• Provided information
------------

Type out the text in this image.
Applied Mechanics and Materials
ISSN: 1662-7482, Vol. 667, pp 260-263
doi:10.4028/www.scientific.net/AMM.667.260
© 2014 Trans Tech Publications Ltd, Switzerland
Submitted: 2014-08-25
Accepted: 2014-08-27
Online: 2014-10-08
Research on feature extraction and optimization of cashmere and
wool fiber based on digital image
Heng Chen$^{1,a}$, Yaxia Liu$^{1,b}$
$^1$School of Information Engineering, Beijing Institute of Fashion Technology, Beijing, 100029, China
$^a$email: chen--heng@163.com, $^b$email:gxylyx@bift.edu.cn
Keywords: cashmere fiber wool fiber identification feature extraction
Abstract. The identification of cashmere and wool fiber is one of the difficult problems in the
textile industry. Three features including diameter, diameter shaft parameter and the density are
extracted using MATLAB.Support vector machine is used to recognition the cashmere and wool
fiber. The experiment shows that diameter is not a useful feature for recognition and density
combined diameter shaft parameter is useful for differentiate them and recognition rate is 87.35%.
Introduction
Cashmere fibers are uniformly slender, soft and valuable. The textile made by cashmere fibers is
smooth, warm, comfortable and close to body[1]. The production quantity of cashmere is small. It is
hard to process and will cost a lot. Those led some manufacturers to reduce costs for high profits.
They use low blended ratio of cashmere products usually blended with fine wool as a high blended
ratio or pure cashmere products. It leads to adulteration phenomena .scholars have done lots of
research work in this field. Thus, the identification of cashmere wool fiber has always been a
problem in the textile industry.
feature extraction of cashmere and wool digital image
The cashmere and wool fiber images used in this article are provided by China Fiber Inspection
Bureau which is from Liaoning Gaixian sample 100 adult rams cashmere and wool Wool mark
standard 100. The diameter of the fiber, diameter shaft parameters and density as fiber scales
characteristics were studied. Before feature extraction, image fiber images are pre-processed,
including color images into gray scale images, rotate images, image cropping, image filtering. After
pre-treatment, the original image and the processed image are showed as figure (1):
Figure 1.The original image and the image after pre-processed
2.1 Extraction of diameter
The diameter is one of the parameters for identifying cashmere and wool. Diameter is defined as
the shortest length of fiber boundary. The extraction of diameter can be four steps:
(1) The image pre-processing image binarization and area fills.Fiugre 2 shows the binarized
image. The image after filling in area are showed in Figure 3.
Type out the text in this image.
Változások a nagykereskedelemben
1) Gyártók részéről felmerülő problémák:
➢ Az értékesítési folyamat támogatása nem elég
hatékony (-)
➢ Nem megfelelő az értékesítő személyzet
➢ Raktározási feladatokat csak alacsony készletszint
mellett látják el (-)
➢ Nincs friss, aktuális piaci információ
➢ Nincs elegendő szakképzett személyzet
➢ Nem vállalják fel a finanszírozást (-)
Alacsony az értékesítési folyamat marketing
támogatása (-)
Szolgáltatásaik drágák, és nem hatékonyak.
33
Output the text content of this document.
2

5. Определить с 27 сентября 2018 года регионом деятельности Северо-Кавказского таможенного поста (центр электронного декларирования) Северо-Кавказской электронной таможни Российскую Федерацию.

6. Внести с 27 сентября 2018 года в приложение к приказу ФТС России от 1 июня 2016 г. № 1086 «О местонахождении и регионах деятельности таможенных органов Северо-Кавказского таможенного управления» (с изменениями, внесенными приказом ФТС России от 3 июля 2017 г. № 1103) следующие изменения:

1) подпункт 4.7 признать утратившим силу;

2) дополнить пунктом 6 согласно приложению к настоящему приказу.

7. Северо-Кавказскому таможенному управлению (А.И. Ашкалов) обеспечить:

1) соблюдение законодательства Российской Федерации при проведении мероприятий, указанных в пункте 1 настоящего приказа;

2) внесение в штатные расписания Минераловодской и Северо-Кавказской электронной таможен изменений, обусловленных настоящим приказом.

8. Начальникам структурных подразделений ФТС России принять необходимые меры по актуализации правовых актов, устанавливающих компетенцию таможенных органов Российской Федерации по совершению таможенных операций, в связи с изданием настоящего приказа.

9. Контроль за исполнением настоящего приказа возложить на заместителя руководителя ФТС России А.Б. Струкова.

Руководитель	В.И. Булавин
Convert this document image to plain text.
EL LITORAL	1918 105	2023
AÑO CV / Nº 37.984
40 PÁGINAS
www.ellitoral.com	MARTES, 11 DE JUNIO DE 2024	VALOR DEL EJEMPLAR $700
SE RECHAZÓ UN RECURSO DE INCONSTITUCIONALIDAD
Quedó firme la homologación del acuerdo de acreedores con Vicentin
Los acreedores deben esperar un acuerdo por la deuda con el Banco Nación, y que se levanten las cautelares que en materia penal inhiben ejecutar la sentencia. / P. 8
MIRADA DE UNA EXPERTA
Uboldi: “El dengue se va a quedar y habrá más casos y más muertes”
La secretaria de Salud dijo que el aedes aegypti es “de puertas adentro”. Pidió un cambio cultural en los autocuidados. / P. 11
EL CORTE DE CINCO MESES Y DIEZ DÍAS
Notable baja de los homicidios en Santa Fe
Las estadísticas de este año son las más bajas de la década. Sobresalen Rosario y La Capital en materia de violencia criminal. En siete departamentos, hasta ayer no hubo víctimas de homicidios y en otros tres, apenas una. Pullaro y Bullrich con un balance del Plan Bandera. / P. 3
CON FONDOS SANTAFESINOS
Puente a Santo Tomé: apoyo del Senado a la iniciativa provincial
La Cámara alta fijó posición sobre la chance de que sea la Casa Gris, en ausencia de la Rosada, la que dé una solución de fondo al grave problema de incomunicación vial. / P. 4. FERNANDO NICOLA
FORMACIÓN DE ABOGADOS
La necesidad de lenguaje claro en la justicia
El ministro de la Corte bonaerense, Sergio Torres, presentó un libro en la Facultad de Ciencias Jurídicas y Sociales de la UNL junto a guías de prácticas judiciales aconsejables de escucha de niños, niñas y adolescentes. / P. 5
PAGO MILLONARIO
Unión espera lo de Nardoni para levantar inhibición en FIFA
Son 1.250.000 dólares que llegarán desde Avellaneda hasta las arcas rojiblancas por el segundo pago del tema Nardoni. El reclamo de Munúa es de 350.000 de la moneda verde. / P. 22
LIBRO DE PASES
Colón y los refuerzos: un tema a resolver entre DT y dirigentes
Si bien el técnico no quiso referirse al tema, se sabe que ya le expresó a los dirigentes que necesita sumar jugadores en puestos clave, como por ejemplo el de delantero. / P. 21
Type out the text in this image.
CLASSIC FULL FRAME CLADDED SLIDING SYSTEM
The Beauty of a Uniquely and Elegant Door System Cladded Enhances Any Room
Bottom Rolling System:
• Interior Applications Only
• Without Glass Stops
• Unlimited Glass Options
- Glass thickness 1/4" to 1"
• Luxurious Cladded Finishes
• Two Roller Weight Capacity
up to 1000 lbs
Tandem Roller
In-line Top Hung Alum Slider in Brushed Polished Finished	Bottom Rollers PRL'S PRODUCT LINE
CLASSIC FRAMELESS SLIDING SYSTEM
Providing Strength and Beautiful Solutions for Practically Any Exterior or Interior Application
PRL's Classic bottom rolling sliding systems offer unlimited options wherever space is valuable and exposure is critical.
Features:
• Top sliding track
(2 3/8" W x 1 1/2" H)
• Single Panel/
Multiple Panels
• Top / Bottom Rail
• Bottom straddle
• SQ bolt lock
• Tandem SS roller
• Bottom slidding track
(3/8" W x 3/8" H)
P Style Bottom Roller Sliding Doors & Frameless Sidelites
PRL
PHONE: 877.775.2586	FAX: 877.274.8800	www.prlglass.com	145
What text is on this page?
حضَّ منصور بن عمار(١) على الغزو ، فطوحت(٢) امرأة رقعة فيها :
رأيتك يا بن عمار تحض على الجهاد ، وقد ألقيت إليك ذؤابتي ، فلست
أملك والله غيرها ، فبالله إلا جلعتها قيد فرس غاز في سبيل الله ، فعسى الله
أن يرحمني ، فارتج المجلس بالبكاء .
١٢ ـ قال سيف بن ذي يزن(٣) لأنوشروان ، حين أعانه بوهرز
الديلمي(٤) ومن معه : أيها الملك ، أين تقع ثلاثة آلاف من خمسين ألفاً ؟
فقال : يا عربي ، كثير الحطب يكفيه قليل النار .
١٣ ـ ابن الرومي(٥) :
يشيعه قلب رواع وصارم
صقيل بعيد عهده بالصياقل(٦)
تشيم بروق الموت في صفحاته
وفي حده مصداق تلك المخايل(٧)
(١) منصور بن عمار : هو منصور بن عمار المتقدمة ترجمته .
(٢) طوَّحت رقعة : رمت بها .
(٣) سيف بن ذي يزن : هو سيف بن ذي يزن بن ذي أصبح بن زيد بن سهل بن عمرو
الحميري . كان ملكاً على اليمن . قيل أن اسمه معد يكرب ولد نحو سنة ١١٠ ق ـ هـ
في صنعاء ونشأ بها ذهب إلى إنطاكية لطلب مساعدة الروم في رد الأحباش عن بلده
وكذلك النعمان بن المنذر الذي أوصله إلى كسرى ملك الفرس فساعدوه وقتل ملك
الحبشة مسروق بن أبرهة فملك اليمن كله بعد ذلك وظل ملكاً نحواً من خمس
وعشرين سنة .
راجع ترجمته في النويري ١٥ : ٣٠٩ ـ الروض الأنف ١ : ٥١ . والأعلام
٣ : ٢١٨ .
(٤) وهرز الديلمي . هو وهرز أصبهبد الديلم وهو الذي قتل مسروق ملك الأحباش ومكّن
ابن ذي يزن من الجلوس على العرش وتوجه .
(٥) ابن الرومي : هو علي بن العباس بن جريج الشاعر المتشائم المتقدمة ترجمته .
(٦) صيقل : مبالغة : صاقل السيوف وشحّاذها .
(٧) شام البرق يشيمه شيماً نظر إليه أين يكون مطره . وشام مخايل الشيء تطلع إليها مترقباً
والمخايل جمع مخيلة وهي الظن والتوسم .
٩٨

------------

• Exercise objective
Tally up the lines in the records containing the word "shaft", then give the count and nothing else.

• The reply
3